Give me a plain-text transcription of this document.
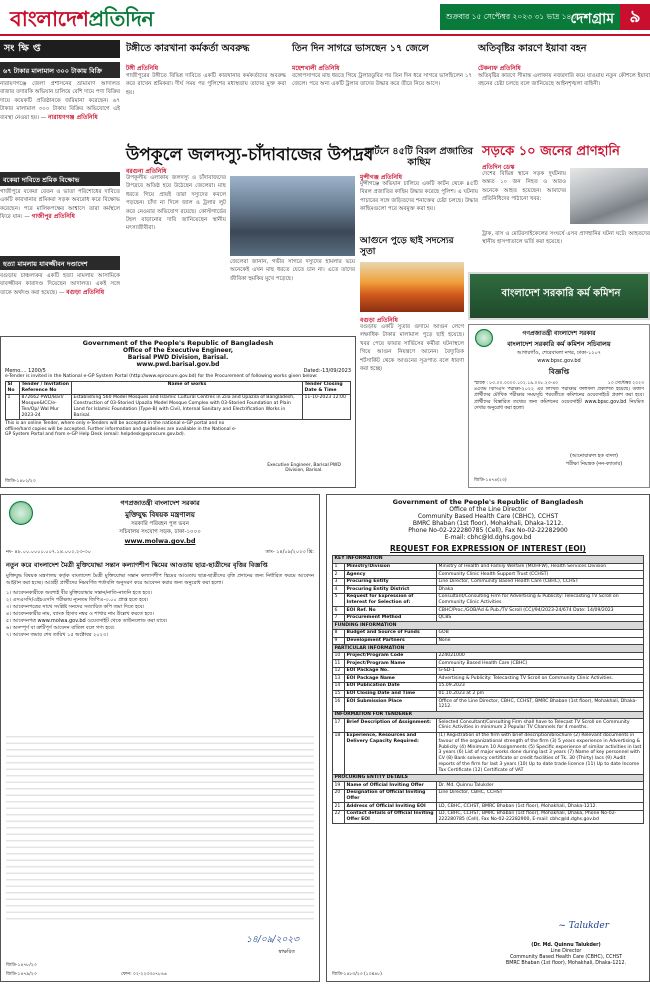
বাংলাদেশপ্রতিদিন	শুক্রবার ১৫ সেপ্টেম্বর ২০২৩ ৩১ ভাদ্র ১৪৩০
দেশগ্রাম ৯
সংক্ষিপ্ত	টঙ্গীতে কারখানা কর্মকর্তা অবরুদ্ধ	তিন দিন সাগরে ভাসছেন ১৭ জেলে	অতিবৃষ্টির কারণে ইয়াবা বহন
৬৭ টাকার মালামাল ৩০০ টাকায় বিক্রি
নারায়ণগঞ্জে জেলা প্রশাসনের ভ্রাম্যমাণ আদালত বাজার তদারকি অভিযান চালিয়ে বেশি দামে পণ্য বিক্রির দায়ে কয়েকটি প্রতিষ্ঠানকে জরিমানা করেছেন। ৬৭ টাকার মালামাল ৩০০ টাকায় বিক্রির অভিযোগে এই ব্যবস্থা নেওয়া হয়। — নারায়ণগঞ্জ প্রতিনিধি
বকেয়া দাবিতে শ্রমিক বিক্ষোভ
গাজীপুরে বকেয়া বেতন ও ভাতা পরিশোধের দাবিতে একটি কারখানার শ্রমিকরা সড়ক অবরোধ করে বিক্ষোভ করেছেন। পরে মালিকপক্ষের আশ্বাসে তারা কর্মস্থলে ফিরে যান। — গাজীপুর প্রতিনিধি
হত্যা মামলায় যাবজ্জীবন দণ্ডাদেশ
বগুড়ায় চাঞ্চল্যকর একটি হত্যা মামলায় আসামিকে যাবজ্জীবন কারাদণ্ড দিয়েছেন আদালত। একই সঙ্গে তাকে অর্থদণ্ড করা হয়েছে। — বগুড়া প্রতিনিধি
টঙ্গী প্রতিনিধি
গাজীপুরের টঙ্গীতে বিভিন্ন দাবিতে একটি কারখানার কর্মকর্তাদের অবরুদ্ধ করে রাখেন শ্রমিকরা। দীর্ঘ সময় পর পুলিশের মধ্যস্থতায় তাদের মুক্ত করা হয়।
মহেশখালী প্রতিনিধি
বঙ্গোপসাগরে মাছ ধরতে গিয়ে ট্রলারডুবির পর তিন দিন ধরে সাগরে ভাসছিলেন ১৭ জেলে। পরে অন্য একটি ট্রলার তাদের উদ্ধার করে তীরে নিয়ে আসে।
টেকনাফ প্রতিনিধি
অতিবৃষ্টির কারণে সীমান্ত এলাকায় নজরদারি কমে যাওয়ায় নতুন কৌশলে ইয়াবা বহনের চেষ্টা চলছে বলে জানিয়েছে আইনশৃঙ্খলা বাহিনী।
উপকূলে জলদস্যু-চাঁদাবাজের উপদ্রব
বরগুনা প্রতিনিধি
উপকূলীয় এলাকায় জলদস্যু ও চাঁদাবাজদের উপদ্রবে অতিষ্ঠ হয়ে উঠেছেন জেলেরা। মাছ ধরতে গিয়ে প্রায়ই তারা দস্যুদের কবলে পড়ছেন। চাঁদা না দিলে জাল ও ট্রলার লুট করে নেওয়ার অভিযোগ রয়েছে। কোস্টগার্ডের টহল বাড়ানোর দাবি জানিয়েছেন স্থানীয় মৎস্যজীবীরা।
জেলেরা জানান, গভীর সাগরে দস্যুদের হামলার ভয়ে অনেকেই এখন মাছ ধরতে যেতে চান না। এতে তাদের জীবিকা হুমকির মুখে পড়েছে।
কার্টনে ৪৫টি বিরল প্রজাতির কাছিম
মুন্সীগঞ্জ প্রতিনিধি
মুন্সীগঞ্জে অভিযান চালিয়ে একটি কার্টন থেকে ৪৫টি বিরল প্রজাতির কাছিম উদ্ধার করেছে পুলিশ। এ ঘটনায় পাচারের সঙ্গে জড়িতদের শনাক্তের চেষ্টা চলছে। উদ্ধার কাছিমগুলো পরে অবমুক্ত করা হয়।
সড়কে ১০ জনের প্রাণহানি
প্রতিদিন ডেস্ক
দেশের বিভিন্ন স্থানে সড়ক দুর্ঘটনায় অন্তত ১০ জন নিহত ও আরও অনেকে আহত হয়েছেন। আমাদের প্রতিনিধিদের পাঠানো খবর:
ট্রাক, বাস ও মোটরসাইকেলের সংঘর্ষে এসব প্রাণহানির ঘটনা ঘটে। আহতদের স্থানীয় হাসপাতালে ভর্তি করা হয়েছে।
বাংলাদেশ সরকারি কর্ম কমিশন
আগুনে পুড়ে ছাই সদস্যের সুতা
বগুড়া প্রতিনিধি
বগুড়ায় একটি সুতার গুদামে আগুন লেগে লক্ষাধিক টাকার মালামাল পুড়ে ছাই হয়েছে। খবর পেয়ে ফায়ার সার্ভিসের কর্মীরা ঘটনাস্থলে গিয়ে আগুন নিয়ন্ত্রণে আনেন। বৈদ্যুতিক শর্টসার্কিট থেকে আগুনের সূত্রপাত বলে ধারণা করা হচ্ছে।
Government of the People's Republic of Bangladesh
Office of the Executive Engineer,
Barisal PWD Division, Barisal.
www.pwd.barisal.gov.bd
Memo.... 1200/5	Dated:-13/09/2023
e-Tender is invited in the National e-GP System Portal (http://www.eprocure.gov.bd) for the Procurement of following works given below:
Sl No	Tender / Invitation Reference No	Name of works	Tender Closing Date & Time
1	872662 PWD/Barl/ Mosque&ICC/e-Ten/Op/ Wal Mur 2023-24	Establishing 560 Model Mosques and Islamic Cultural Centres in Zila and Upazila of Bangladesh, Construction of 03-Storied Upazila Model Mosque Complex with 03-Storied Foundation at Plain Land for Islamic Foundation (Type-B) with Civil, Internal Sanitary and Electrification Works in Barisal.	11-10-2023 12:00
This is an online Tender, where only e-Tenders will be accepted in the national e-GP portal and no offline/hard copies will be accepted. Further information and guidelines are available in the National e-GP System Portal and from e-GP Help Desk (email: helpdesk@eprocure.gov.bd).
Executive Engineer, Barisal PWD Division, Barisal.
জিডি-১৪৮২/২৩
গণপ্রজাতন্ত্রী বাংলাদেশ সরকার
বাংলাদেশ সরকারি কর্ম কমিশন সচিবালয়
আগারগাঁও, শেরেবাংলা নগর, ঢাকা-১২০৭
www.bpsc.gov.bd
বিজ্ঞপ্তি
স্মারক : ৮০.০০.০০০০.১০২.১৯.০০৮.২৩-৪০	১৩ সেপ্টেম্বর ২০২৩
৪৫তম বিসিএস পরীক্ষা-২০২২ এর লিখিত পরীক্ষার ফলাফল প্রকাশিত হয়েছে। উত্তীর্ণ প্রার্থীদের মৌখিক পরীক্ষার সময়সূচি পরবর্তীতে কমিশনের ওয়েবসাইটে প্রকাশ করা হবে। প্রার্থীদের বিস্তারিত তথ্যের জন্য কমিশনের ওয়েবসাইট www.bpsc.gov.bd নিয়মিত দেখার অনুরোধ করা হলো।
(আনোয়ারুল হক বাদল)
পরীক্ষা নিয়ন্ত্রক (নন-ক্যাডার)
জিডি-১৪৭৪(২৩)
গণপ্রজাতন্ত্রী বাংলাদেশ সরকার
মুক্তিযুদ্ধ বিষয়ক মন্ত্রণালয়
সরকারি পরিবহন পুল ভবন
সচিবালয় সংযোগ সড়ক, ঢাকা-১০০০
www.molwa.gov.bd
নং- ৪৮.০০.০০০০.০০৭.১৪.০০২.২৩-৩০	তাং- ১৪/০৯/২০২৩ খ্রি:
নতুন করে বাংলাদেশ মৈত্রী মুক্তিযোদ্ধা সন্তান কল্যাণশীপ স্কিমের আওতায় ছাত্র-ছাত্রীদের বৃত্তির বিজ্ঞপ্তি
মুক্তিযুদ্ধ বিষয়ক মন্ত্রণালয় কর্তৃক বাংলাদেশ মৈত্রী মুক্তিযোদ্ধা সন্তান কল্যাণশীপ স্কিমের আওতায় ছাত্র-ছাত্রীদের বৃত্তি প্রদানের জন্য নির্ধারিত ফরমে আবেদন আহ্বান করা হচ্ছে। আগ্রহী প্রার্থীদের নিম্নবর্ণিত শর্তাবলি অনুসরণ করে আবেদন করার জন্য অনুরোধ করা হলো।
১। আবেদনকারীকে অবশ্যই বীর মুক্তিযোদ্ধার সন্তান/নাতি-নাতনি হতে হবে।
২। এসএসসি/এইচএসসি পরীক্ষায় ন্যূনতম জিপিএ-৩.০০ প্রাপ্ত হতে হবে।
৩। আবেদনপত্রের সাথে সংশ্লিষ্ট সনদের সত্যায়িত কপি জমা দিতে হবে।
৪। আবেদনকারীর নাম, ব্যাংক হিসাব নম্বর ও শাখার নাম উল্লেখ করতে হবে।
৫। আবেদনপত্র www.molwa.gov.bd ওয়েবসাইট থেকে ডাউনলোড করা যাবে।
৬। অসম্পূর্ণ বা ত্রুটিপূর্ণ আবেদন বাতিল বলে গণ্য হবে।
৭। আবেদন জমার শেষ তারিখ ১৫ অক্টোবর ২০২৩।
১৪/০৯/২০২৩
স্বাক্ষরিত
জিডি-১৪৭৮/২৩
জিডি-১৪৭৯/২৩	ফোন: ০২-২২৩৩৫৭৮৪৬
Government of the People's Republic of Bangladesh
Office of the Line Director
Community Based Health Care (CBHC), CCHST
BMRC Bhaban (1st floor), Mohakhali, Dhaka-1212.
Phone No-02-222280785 (Cell), Fax No-02-22282900
E-mail: cbhc@ld.dghs.gov.bd
REQUEST FOR EXPRESSION OF INTEREST (EOI)
KEY INFORMATION		
1	Ministry/Division	Ministry of Health and Family Welfare (MOHFW), Health Services Division
2	Agency	Community Clinic Health Support Trust (CCHST)
3	Procuring Entity	Line Director, Community Based Health Care (CBHC), CCHST
4	Procuring Entity District	Dhaka
5	Request for Expression of Interest for Selection of:	Consultant/Consulting Firm for Advertising & Publicity: Telecasting TV Scroll on Community Clinic Activities
6	EOI Ref. No	CBHC/Proc./GOB/Ad & Pub./TV Scroll (CC)/94/2023-24/674 Date: 14/09/2023
7	Procurement Method	QCBS
FUNDING INFORMATION		
8	Budget and Source of Funds	GOB
9	Development Partners	None
PARTICULAR INFORMATION		
10	Project/Program Code	224021000
11	Project/Program Name	Community Based Health Care (CBHC)
12	EOI Package No.	G-SD-1
13	EOI Package Name	Advertising & Publicity: Telecasting TV Scroll on Community Clinic Activities.
14	EOI Publication Date	15.09.2023
15	EOI Closing Date and Time	01.10.2023 at 2 pm
16	EOI Submission Place	Office of the Line Director, CBHC, CCHST, BMRC Bhaban (1st floor), Mohakhali, Dhaka-1212.
INFORMATION FOR TENDERER		
17	Brief Description of Assignment:	Selected Consultant/Consulting Firm shall have to Telecast TV Scroll on Community Clinic Activities in minimum 2 Popular TV Channels for 4 months.
18	Experience, Resources and Delivery Capacity Required:	(1) Registration of the firm with brief description/brochure (2) Relevant documents in favour of the organizational strength of the firm (3) 5 years experience in Advertising & Publicity (4) Minimum 10 Assignments (5) Specific experience of similar activities in last 3 years (6) List of major works done during last 3 years (7) Name of key personnel with CV (8) Bank solvency certificate or credit facilities of Tk. 30 (Thirty) lacs (9) Audit reports of the firm for last 3 years (10) Up to date trade licence (11) Up to date Income Tax Certificate (12) Certificate of VAT
PROCURING ENTITY DETAILS		
19	Name of Official Inviting Offer	Dr. Md. Quinnu Talukder
20	Designation of Official Inviting Offer	Line Director, CBHC, CCHST
21	Address of Official Inviting EOI	LD, CBHC, CCHST, BMRC Bhaban (1st floor), Mohakhali, Dhaka-1212.
22	Contact details of Official Inviting Offer EOI	LD, CBHC, CCHST, BMRC Bhaban (1st floor), Mohakhali, Dhaka, Phone No-02-222280785 (Cell), Fax No-02-22282900, E-mail: cbhc@ld.dghs.gov.bd
~ Talukder
(Dr. Md. Quinnu Talukder)
Line Director
Community Based Health Care (CBHC), CCHST
BMRC Bhaban (1st floor), Mohakhali, Dhaka-1212.
জিডি-১৪৮৩/২৩ (১০x৪৮)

+++

Out of the preceding entries, pull every line containing the string "eprocure".

**OUTPUT BELOW**
e-Tender is invited in the National e-GP System Portal (http://www.eprocure.gov.bd) for the Procurement of following works given below:
This is an online Tender, where only e-Tenders will be accepted in the national e-GP portal and no offline/hard copies will be accepted. Further information and guidelines are available in the National e-GP System Portal and from e-GP Help Desk (email: helpdesk@eprocure.gov.bd).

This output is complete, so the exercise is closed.